**The task**: Tally the lines in the listing below that contain "Swap" and report the tally alone.

────────

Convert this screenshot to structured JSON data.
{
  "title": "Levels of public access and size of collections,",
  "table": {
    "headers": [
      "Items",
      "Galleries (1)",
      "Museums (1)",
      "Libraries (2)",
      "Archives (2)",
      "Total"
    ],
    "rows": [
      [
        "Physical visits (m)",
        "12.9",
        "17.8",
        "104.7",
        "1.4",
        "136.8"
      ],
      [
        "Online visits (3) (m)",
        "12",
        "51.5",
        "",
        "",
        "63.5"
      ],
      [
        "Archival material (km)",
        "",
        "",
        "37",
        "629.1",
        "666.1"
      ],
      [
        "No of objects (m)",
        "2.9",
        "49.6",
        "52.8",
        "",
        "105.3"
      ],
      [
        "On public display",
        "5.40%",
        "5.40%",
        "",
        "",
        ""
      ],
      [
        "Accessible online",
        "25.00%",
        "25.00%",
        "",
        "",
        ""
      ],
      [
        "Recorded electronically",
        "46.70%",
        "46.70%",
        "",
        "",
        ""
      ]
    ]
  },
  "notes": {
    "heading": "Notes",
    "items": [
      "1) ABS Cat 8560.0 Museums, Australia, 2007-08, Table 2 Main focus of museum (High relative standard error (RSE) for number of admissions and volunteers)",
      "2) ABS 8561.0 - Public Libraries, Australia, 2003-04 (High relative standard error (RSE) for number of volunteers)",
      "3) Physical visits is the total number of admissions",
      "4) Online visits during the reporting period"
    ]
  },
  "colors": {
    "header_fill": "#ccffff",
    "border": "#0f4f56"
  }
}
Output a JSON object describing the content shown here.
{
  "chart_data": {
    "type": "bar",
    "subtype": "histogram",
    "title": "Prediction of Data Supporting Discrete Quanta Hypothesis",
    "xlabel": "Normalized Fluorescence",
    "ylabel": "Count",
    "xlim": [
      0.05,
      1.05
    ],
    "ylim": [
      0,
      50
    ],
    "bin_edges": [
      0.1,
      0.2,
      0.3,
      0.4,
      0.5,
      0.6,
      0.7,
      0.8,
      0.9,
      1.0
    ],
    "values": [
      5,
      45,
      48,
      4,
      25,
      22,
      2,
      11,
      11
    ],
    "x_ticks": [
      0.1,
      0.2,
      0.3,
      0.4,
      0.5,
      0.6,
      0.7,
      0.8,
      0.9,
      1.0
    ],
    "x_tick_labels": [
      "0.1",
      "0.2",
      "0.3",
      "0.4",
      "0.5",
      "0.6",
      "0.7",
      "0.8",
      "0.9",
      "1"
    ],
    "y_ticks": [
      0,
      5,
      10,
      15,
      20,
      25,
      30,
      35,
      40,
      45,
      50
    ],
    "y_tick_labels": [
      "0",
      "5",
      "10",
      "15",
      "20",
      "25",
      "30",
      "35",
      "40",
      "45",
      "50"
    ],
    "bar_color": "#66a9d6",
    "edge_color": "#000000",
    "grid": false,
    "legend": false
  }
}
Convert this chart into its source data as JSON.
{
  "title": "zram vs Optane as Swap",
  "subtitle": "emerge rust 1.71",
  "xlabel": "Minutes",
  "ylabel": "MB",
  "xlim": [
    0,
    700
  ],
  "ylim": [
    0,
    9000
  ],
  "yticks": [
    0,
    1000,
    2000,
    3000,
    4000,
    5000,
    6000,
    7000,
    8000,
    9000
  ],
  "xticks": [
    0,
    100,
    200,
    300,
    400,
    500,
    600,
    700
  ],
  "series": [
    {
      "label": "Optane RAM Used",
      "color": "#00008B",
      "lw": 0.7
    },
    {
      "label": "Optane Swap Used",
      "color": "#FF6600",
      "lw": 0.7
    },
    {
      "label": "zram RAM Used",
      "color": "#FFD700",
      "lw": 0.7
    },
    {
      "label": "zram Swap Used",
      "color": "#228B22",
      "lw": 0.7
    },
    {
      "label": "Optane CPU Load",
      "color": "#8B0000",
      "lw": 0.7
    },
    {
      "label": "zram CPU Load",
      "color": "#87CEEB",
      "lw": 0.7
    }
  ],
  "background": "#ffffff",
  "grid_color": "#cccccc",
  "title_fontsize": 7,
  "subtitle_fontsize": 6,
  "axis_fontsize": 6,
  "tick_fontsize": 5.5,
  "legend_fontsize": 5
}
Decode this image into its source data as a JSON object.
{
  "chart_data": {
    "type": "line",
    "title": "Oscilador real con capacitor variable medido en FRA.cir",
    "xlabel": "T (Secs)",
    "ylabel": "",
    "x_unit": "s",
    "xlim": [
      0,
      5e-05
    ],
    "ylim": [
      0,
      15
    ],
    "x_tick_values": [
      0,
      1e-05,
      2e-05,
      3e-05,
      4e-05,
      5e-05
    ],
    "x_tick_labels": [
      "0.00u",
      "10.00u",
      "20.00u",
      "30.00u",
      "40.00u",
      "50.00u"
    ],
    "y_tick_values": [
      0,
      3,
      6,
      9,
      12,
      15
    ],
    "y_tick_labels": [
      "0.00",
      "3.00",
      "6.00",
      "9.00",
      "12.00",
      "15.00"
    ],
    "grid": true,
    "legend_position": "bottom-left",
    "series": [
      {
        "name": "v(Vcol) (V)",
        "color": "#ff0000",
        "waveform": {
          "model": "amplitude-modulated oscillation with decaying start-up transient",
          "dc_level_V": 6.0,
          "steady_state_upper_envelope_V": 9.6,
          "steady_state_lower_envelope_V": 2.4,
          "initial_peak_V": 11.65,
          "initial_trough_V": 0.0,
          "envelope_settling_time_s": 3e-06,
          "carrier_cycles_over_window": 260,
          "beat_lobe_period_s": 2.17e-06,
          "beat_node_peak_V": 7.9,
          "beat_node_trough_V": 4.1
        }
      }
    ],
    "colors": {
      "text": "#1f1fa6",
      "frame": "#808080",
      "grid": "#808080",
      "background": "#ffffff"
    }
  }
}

────────

**Answer to this task**: 3